§ **What you will do**
Isolate every line in the data with the string "Социальное" and copy it.

>>>>>

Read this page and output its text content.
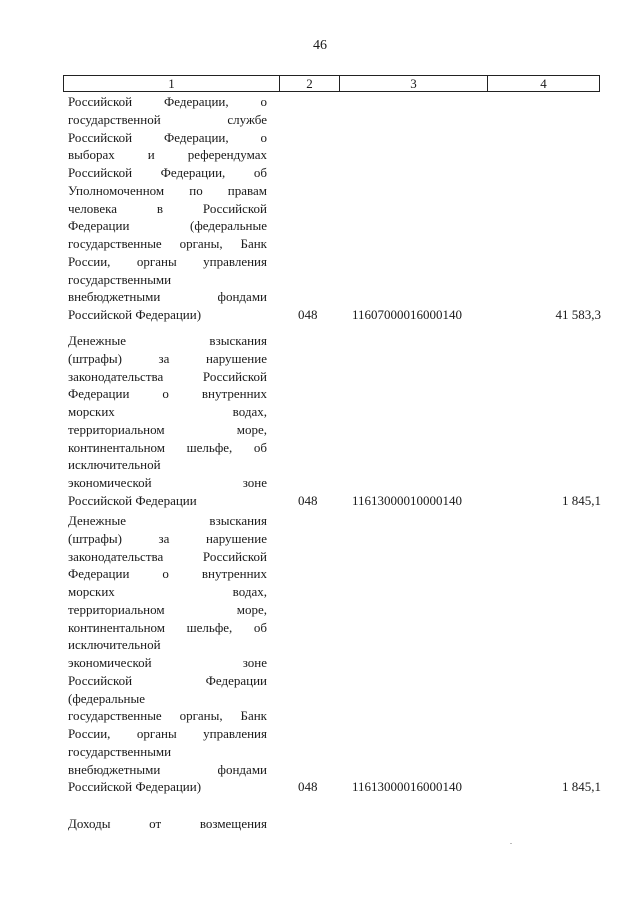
46
1	2	3	4
Российской Федерации, о
государственной службе
Российской Федерации, о
выборах и референдумах
Российской Федерации, об
Уполномоченном по правам
человека в Российской
Федерации (федеральные
государственные органы, Банк
России, органы управления
государственными
внебюджетными фондами
Российской Федерации)	048	11607000016000140	41 583,3
Денежные взыскания
(штрафы) за нарушение
законодательства Российской
Федерации о внутренних
морских водах,
территориальном море,
континентальном шельфе, об
исключительной
экономической зоне
Российской Федерации	048	11613000010000140	1 845,1
Денежные взыскания
(штрафы) за нарушение
законодательства Российской
Федерации о внутренних
морских водах,
территориальном море,
континентальном шельфе, об
исключительной
экономической зоне
Российской Федерации
(федеральные
государственные органы, Банк
России, органы управления
государственными
внебюджетными фондами
Российской Федерации)	048	11613000016000140	1 845,1
Доходы от возмещения
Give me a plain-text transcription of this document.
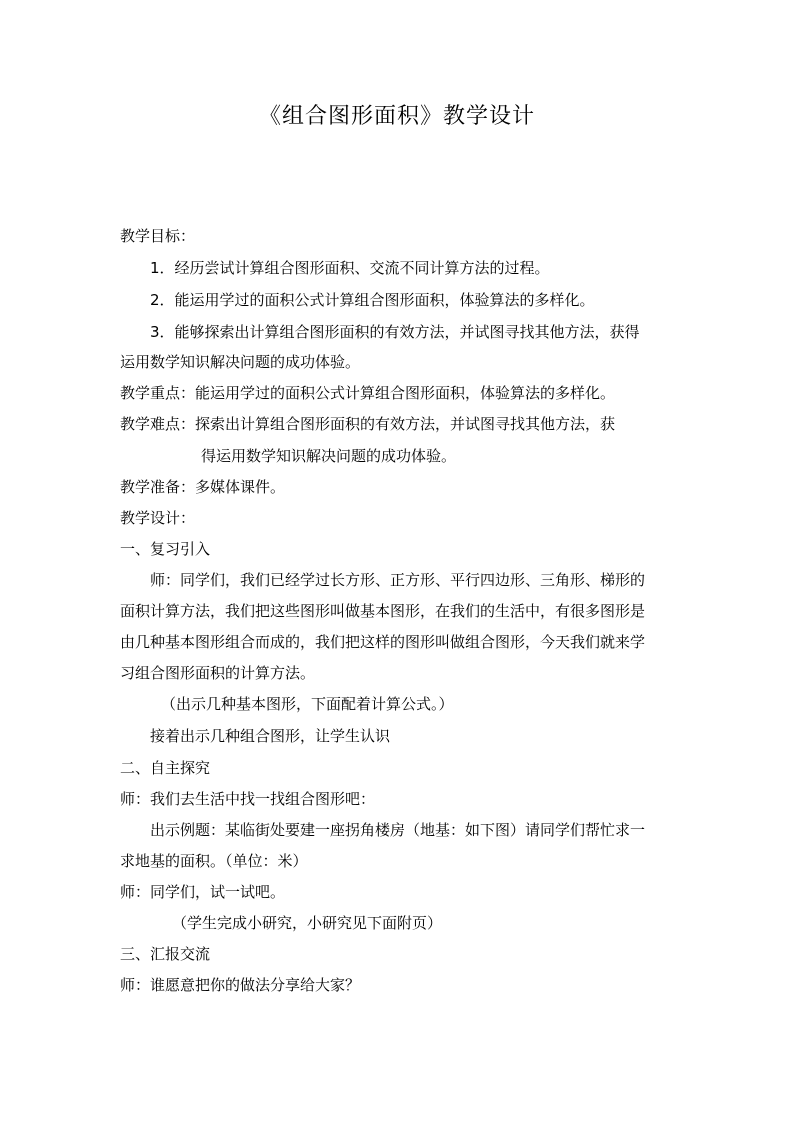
《组合图形面积》教学设计
教学目标：
1．经历尝试计算组合图形面积、交流不同计算方法的过程。
2．能运用学过的面积公式计算组合图形面积，体验算法的多样化。
3．能够探索出计算组合图形面积的有效方法，并试图寻找其他方法，获得
运用数学知识解决问题的成功体验。
教学重点：能运用学过的面积公式计算组合图形面积，体验算法的多样化。
教学难点：探索出计算组合图形面积的有效方法，并试图寻找其他方法，获
得运用数学知识解决问题的成功体验。
教学准备：多媒体课件。
教学设计：
一、复习引入
师：同学们，我们已经学过长方形、正方形、平行四边形、三角形、梯形的
面积计算方法，我们把这些图形叫做基本图形，在我们的生活中，有很多图形是
由几种基本图形组合而成的，我们把这样的图形叫做组合图形，今天我们就来学
习组合图形面积的计算方法。
（出示几种基本图形，下面配着计算公式。）
接着出示几种组合图形，让学生认识
二、自主探究
师：我们去生活中找一找组合图形吧：
出示例题：某临街处要建一座拐角楼房（地基：如下图）请同学们帮忙求一
求地基的面积。（单位：米）
师：同学们，试一试吧。
（学生完成小研究，小研究见下面附页）
三、汇报交流
师：谁愿意把你的做法分享给大家？
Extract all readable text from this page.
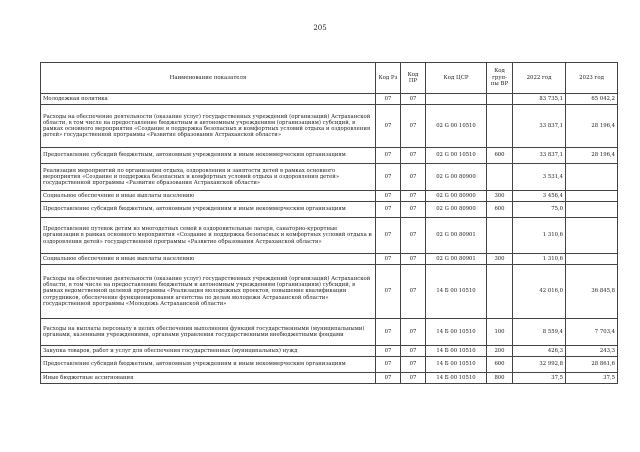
205
Наименование показателя	Код Рз	Код ПР	Код ЦСР	Код груп-пы ВР	2022 год	2023 год
Молодежная политика	07	07			83 735,1	65 042,2
Расходы на обеспечение деятельности (оказание услуг) государственных учреждений (организаций) Астраханской области, в том числе на предоставление бюджетным и автономным учреждениям (организациям) субсидий, в рамках основного мероприятия «Создание и поддержка безопасных и комфортных условий отдыха и оздоровления детей» государственной программы «Развитие образования Астраханской области»	07	07	02 G 00 10510		33 837,1	28 196,4
Предоставление субсидий бюджетным, автономным учреждениям и иным некоммерческим организациям	07	07	02 G 00 10510	600	33 837,1	28 196,4
Реализация мероприятий по организации отдыха, оздоровления и занятости детей в рамках основного мероприятия «Создание и поддержка безопасных и комфортных условий отдыха и оздоровления детей» государственной программы «Развитие образования Астраханской области»	07	07	02 G 00 80900		3 531,4	
Социальное обеспечение и иные выплаты населению	07	07	02 G 00 80900	300	3 456,4	
Предоставление субсидий бюджетным, автономным учреждениям и иным некоммерческим организациям	07	07	02 G 00 80900	600	75,0	
Предоставление путевок детям из многодетных семей в оздоровительные лагеря, санаторно-курортные организации в рамках основного мероприятия «Создание и поддержка безопасных и комфортных условий отдыха и оздоровления детей» государственной программы «Развитие образования Астраханской области»	07	07	02 G 00 80901		1 310,6	
Социальное обеспечение и иные выплаты населению	07	07	02 G 00 80901	300	1 310,6	
Расходы на обеспечение деятельности (оказание услуг) государственных учреждений (организаций) Астраханской области, в том числе на предоставление бюджетным и автономным учреждениям (организациям) субсидий, в рамках ведомственной целевой программы «Реализация молодежных проектов, повышение квалификации сотрудников, обеспечение функционирования агентства по делам молодежи Астраханской области» государственной программы «Молодежь Астраханской области»	07	07	14 Б 00 10510		42 016,0	36 845,8
Расходы на выплаты персоналу в целях обеспечения выполнения функций государственными (муниципальными) органами, казенными учреждениями, органами управления государственными внебюджетными фондами	07	07	14 Б 00 10510	100	8 559,4	7 703,4
Закупка товаров, работ и услуг для обеспечения государственных (муниципальных) нужд	07	07	14 Б 00 10510	200	426,3	243,3
Предоставление субсидий бюджетным, автономным учреждениям и иным некоммерческим организациям	07	07	14 Б 00 10510	600	32 992,8	28 861,6
Иные бюджетные ассигнования	07	07	14 Б 00 10510	800	37,5	37,5
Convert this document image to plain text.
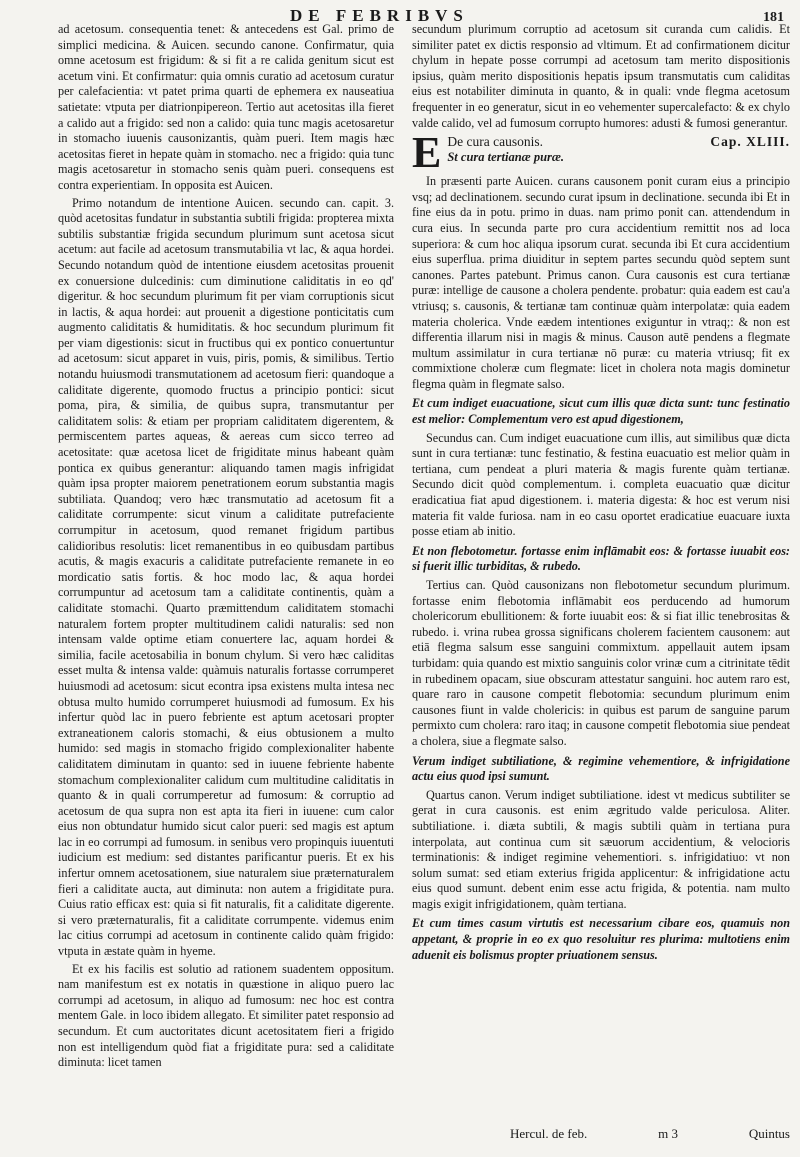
DE FEBRIBVS	181

ad acetosum. consequentia tenet: & antecedens est Gal. primo de simplici medicina. & Auicen. secundo canone. Confirmatur, quia omne acetosum est frigidum: & si fit a re calida genitum sicut est acetum vini. Et confirmatur: quia omnis curatio ad acetosum curatur per calefacientia: vt patet prima quarti de ephemera ex nauseatiua satietate: vtputa per diatrionpipereon. Tertio aut acetositas illa fieret a calido aut a frigido: sed non a calido: quia tunc magis acetosaretur in stomacho iuuenis causonizantis, quàm pueri. Item magis hæc acetositas fieret in hepate quàm in stomacho. nec a frigido: quia tunc magis acetosaretur in stomacho senis quàm pueri. consequens est contra experientiam. In opposita est Auicen.

Primo notandum de intentione Auicen. secundo can. capit. 3. quòd acetositas fundatur in substantia subtili frigida: propterea mixta subtilis substantiæ frigida secundum plurimum sunt acetosa sicut acetum: aut facile ad acetosum transmutabilia vt lac, & aqua hordei. Secundo notandum quòd de intentione eiusdem acetositas prouenit ex conuersione dulcedinis: cum diminutione caliditatis in eo qd' digeritur. & hoc secundum plurimum fit per viam corruptionis sicut in lactis, & aqua hordei: aut prouenit a digestione ponticitatis cum augmento caliditatis & humiditatis. & hoc secundum plurimum fit per viam digestionis: sicut in fructibus qui ex pontico conuertuntur ad acetosum: sicut apparet in vuis, piris, pomis, & similibus. Tertio notandu huiusmodi transmutationem ad acetosum fieri: quandoque a caliditate digerente, quomodo fructus a principio pontici: sicut poma, pira, & similia, de quibus supra, transmutantur per caliditatem solis: & etiam per propriam caliditatem digerentem, & permiscentem partes aqueas, & aereas cum sicco terreo ad acetositate: quæ acetosa licet de frigiditate minus habeant quàm pontica ex quibus generantur: aliquando tamen magis infrigidat quàm ipsa propter maiorem penetrationem eorum substantia magis subtiliata. Quandoq; vero hæc transmutatio ad acetosum fit a caliditate corrumpente: sicut vinum a caliditate putrefaciente corrumpitur in acetosum, quod remanet frigidum partibus calidioribus resolutis: licet remanentibus in eo quibusdam partibus acutis, & magis exacuris a caliditate putrefaciente remanete in eo mordicatio satis fortis. & hoc modo lac, & aqua hordei corrumpuntur ad acetosum tam a caliditate continentis, quàm a caliditate stomachi. Quarto præmittendum caliditatem stomachi naturalem fortem propter multitudinem calidi naturalis: sed non intensam valde optime etiam conuertere lac, aquam hordei & similia, facile acetosabilia in bonum chylum. Si vero hæc caliditas esset multa & intensa valde: quàmuis naturalis fortasse corrumperet huiusmodi ad acetosum: sicut econtra ipsa existens multa intesa nec obtusa multo humido corrumperet huiusmodi ad fumosum. Ex his infertur quòd lac in puero febriente est aptum acetosari propter extraneationem caloris stomachi, & eius obtusionem a multo humido: sed magis in stomacho frigido complexionaliter habente caliditatem diminutam in quanto: sed in iuuene febriente habente stomachum complexionaliter calidum cum multitudine caliditatis in quanto & in quali corrumperetur ad fumosum: & corruptio ad acetosum de qua supra non est apta ita fieri in iuuene: cum calor eius non obtundatur humido sicut calor pueri: sed magis est aptum lac in eo corrumpi ad fumosum. in senibus vero propinquis iuuentuti iudicium est medium: sed distantes parificantur pueris. Et ex his infertur omnem acetosationem, siue naturalem siue præternaturalem fieri a caliditate aucta, aut diminuta: non autem a frigiditate pura. Cuius ratio efficax est: quia si fit naturalis, fit a caliditate digerente. si vero præternaturalis, fit a caliditate corrumpente. videmus enim lac citius corrumpi ad acetosum in continente calido quàm frigido: vtputa in æstate quàm in hyeme.

Et ex his facilis est solutio ad rationem suadentem oppositum. nam manifestum est ex notatis in quæstione in aliquo puero lac corrumpi ad acetosum, in aliquo ad fumosum: nec hoc est contra mentem Gale. in loco ibidem allegato. Et similiter patet responsio ad secundum. Et cum auctoritates dicunt acetositatem fieri a frigido non est intelligendum quòd fiat a frigiditate pura: sed a caliditate diminuta: licet tamen

secundum plurimum corruptio ad acetosum sit curanda cum calidis. Et similiter patet ex dictis responsio ad vltimum. Et ad confirmationem dicitur chylum in hepate posse corrumpi ad acetosum tam merito dispositionis ipsius, quàm merito dispositionis hepatis ipsum transmutatis cum caliditas eius est notabiliter diminuta in quanto, & in quali: vnde flegma acetosum frequenter in eo generatur, sicut in eo vehementer supercalefacto: & ex chylo valde calido, vel ad fumosum corrupto humores: adusti & fumosi generantur.

E De cura causonis.	Cap. XLIII.
St cura tertianæ puræ.

In præsenti parte Auicen. curans causonem ponit curam eius a principio vsq; ad declinationem. secundo curat ipsum in declinatione. secunda ibi Et in fine eius da in potu. primo in duas. nam primo ponit can. attendendum in cura eius. In secunda parte pro cura accidentium remittit nos ad loca superiora: & cum hoc aliqua ipsorum curat. secunda ibi Et cura accidentium eius superflua. prima diuiditur in septem partes secundu quòd septem sunt canones. Partes patebunt. Primus canon. Cura causonis est cura tertianæ puræ: intellige de causone a cholera pendente. probatur: quia eadem est cau'a vtriusq; s. causonis, & tertianæ tam continuæ quàm interpolatæ: quia eadem materia cholerica. Vnde eædem intentiones exiguntur in vtraq;: & non est differentia illarum nisi in magis & minus. Causon autē pendens a flegmate multum assimilatur in cura tertianæ nō puræ: cu materia vtriusq; fit ex commixtione choleræ cum flegmate: licet in cholera nota magis dominetur flegma quàm in flegmate salso.

Et cum indiget euacuatione, sicut cum illis quæ dicta sunt: tunc festinatio est melior: Complementum vero est apud digestionem,

Secundus can. Cum indiget euacuatione cum illis, aut similibus quæ dicta sunt in cura tertianæ: tunc festinatio, & festina euacuatio est melior quàm in tertiana, cum pendeat a pluri materia & magis furente quàm tertianæ. Secundo dicit quòd complementum. i. completa euacuatio quæ dicitur eradicatiua fiat apud digestionem. i. materia digesta: & hoc est verum nisi materia fit valde furiosa. nam in eo casu oportet eradicatiue euacuare iuxta posse etiam ab initio.

Et non flebotometur. fortasse enim inflāmabit eos: & fortasse iuuabit eos: si fuerit illic turbiditas, & rubedo.

Tertius can. Quòd causonizans non flebotometur secundum plurimum. fortasse enim flebotomia inflāmabit eos perducendo ad humorum cholericorum ebullitionem: & forte iuuabit eos: & si fiat illic tenebrositas & rubedo. i. vrina rubea grossa significans cholerem facientem causonem: aut etiā flegma salsum esse sanguini commixtum. appellauit autem ipsam turbidam: quia quando est mixtio sanguinis color vrinæ cum a citrinitate tēdit in rubedinem opacam, siue obscuram attestatur sanguini. hoc autem raro est, quare raro in causone competit flebotomia: secundum plurimum enim causones fiunt in valde cholericis: in quibus est parum de sanguine parum permixto cum cholera: raro itaq; in causone competit flebotomia siue pendeat a cholera, siue a flegmate salso.

Verum indiget subtiliatione, & regimine vehementiore, & infrigidatione actu eius quod ipsi sumunt.

Quartus canon. Verum indiget subtiliatione. idest vt medicus subtiliter se gerat in cura causonis. est enim ægritudo valde periculosa. Aliter. subtiliatione. i. diæta subtili, & magis subtili quàm in tertiana pura interpolata, aut continua cum sit sæuorum accidentium, & velocioris terminationis: & indiget regimine vehementiori. s. infrigidatiuo: vt non solum sumat: sed etiam exterius frigida applicentur: & infrigidatione actu eius quod sumunt. debent enim esse actu frigida, & potentia. nam multo magis exigit infrigidationem, quàm tertiana.

Et cum times casum virtutis est necessarium cibare eos, quamuis non appetant, & proprie in eo ex quo resoluitur res plurima: multotiens enim aduenit eis bolismus propter priuationem sensus.

Hercul. de feb.	m 3	Quintus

<<<<<

§ **Exercise answer**
Социальное обеспечение и иные выплаты населению	07	07	02 G 00 80900	300	3 456,4	
Социальное обеспечение и иные выплаты населению	07	07	02 G 00 80901	300	1 310,6	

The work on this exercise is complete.